- GIVEN TASK
Report the number of lines in these entries that contain "MIXTO". Write only the number.

- INFORMATION SUPPLIED
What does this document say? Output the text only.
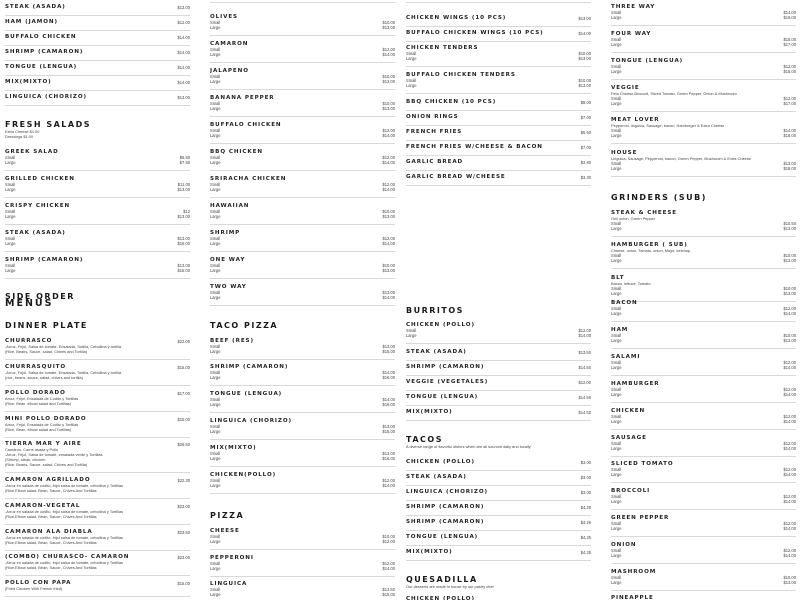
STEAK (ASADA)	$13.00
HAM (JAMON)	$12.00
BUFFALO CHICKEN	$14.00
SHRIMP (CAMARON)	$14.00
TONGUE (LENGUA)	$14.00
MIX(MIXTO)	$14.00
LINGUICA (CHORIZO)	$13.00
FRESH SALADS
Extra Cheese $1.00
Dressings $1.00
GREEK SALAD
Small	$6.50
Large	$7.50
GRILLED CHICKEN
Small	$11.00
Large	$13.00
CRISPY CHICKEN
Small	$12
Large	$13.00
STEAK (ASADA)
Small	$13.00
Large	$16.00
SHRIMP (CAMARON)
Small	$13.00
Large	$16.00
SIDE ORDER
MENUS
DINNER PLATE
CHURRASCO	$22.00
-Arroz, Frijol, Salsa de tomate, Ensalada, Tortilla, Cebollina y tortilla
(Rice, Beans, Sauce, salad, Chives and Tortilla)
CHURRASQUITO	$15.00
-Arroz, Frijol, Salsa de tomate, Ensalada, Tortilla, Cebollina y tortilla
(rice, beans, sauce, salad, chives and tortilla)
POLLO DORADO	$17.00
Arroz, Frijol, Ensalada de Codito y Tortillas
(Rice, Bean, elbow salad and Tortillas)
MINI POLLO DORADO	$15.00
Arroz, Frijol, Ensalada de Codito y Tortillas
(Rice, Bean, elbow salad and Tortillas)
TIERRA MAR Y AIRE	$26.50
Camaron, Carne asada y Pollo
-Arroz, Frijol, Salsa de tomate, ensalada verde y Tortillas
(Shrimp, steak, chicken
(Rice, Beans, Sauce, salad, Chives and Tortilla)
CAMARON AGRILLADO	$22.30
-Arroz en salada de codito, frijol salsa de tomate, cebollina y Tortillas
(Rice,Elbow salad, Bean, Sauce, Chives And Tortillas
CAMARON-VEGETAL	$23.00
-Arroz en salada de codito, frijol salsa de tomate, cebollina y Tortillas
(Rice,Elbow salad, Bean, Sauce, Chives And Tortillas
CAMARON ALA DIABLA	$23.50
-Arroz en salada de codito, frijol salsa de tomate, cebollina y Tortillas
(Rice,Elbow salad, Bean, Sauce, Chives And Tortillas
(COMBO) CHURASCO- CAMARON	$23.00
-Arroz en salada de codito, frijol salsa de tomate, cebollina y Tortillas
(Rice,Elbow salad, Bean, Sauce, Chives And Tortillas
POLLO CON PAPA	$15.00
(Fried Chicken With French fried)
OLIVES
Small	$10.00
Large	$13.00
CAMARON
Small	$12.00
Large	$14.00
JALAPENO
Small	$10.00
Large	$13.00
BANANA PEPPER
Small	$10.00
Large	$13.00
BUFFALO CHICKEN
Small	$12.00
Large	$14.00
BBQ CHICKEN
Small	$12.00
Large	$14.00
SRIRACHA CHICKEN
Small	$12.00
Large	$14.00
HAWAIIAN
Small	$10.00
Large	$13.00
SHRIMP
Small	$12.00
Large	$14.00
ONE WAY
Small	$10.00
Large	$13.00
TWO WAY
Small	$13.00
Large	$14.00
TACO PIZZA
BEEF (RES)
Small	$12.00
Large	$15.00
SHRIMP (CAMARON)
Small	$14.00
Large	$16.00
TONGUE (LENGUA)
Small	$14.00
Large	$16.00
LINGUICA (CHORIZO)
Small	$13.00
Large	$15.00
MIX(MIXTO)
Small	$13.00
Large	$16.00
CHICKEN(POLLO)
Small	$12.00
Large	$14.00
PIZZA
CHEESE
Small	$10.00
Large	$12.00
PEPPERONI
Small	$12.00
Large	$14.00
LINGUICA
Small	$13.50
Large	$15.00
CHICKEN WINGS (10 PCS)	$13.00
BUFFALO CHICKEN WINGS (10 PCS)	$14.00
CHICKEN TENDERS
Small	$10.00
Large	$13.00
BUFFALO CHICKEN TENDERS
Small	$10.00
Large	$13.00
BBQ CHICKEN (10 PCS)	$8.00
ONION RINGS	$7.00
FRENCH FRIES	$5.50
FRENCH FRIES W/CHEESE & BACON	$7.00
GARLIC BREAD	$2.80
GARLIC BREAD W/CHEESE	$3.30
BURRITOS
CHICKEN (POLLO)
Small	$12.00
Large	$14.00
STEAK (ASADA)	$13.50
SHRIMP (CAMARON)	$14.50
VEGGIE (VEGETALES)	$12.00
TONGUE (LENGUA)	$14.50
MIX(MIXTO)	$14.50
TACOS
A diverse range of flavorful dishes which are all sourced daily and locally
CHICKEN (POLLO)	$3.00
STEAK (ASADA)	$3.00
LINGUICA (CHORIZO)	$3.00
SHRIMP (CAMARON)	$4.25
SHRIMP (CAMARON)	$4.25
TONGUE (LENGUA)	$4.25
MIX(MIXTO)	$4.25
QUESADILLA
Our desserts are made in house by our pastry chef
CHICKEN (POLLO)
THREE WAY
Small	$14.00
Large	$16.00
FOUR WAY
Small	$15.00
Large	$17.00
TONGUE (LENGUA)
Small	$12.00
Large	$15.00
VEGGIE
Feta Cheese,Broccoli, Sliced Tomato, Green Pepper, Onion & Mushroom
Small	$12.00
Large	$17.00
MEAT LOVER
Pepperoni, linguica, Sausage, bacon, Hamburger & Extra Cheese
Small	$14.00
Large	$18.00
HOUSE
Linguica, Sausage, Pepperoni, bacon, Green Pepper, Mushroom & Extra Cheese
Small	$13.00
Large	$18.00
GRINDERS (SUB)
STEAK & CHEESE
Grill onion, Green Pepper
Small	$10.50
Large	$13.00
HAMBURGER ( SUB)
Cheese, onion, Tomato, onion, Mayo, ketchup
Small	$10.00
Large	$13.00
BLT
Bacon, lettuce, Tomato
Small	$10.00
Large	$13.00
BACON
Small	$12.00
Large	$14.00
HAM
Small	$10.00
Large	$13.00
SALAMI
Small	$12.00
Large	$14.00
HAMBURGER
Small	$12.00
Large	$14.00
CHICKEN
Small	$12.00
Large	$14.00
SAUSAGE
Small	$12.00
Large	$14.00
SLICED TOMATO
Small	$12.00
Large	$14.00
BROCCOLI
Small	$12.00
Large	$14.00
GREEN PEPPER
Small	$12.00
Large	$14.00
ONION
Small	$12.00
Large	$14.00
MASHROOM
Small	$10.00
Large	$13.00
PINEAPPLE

- RESPONSE
4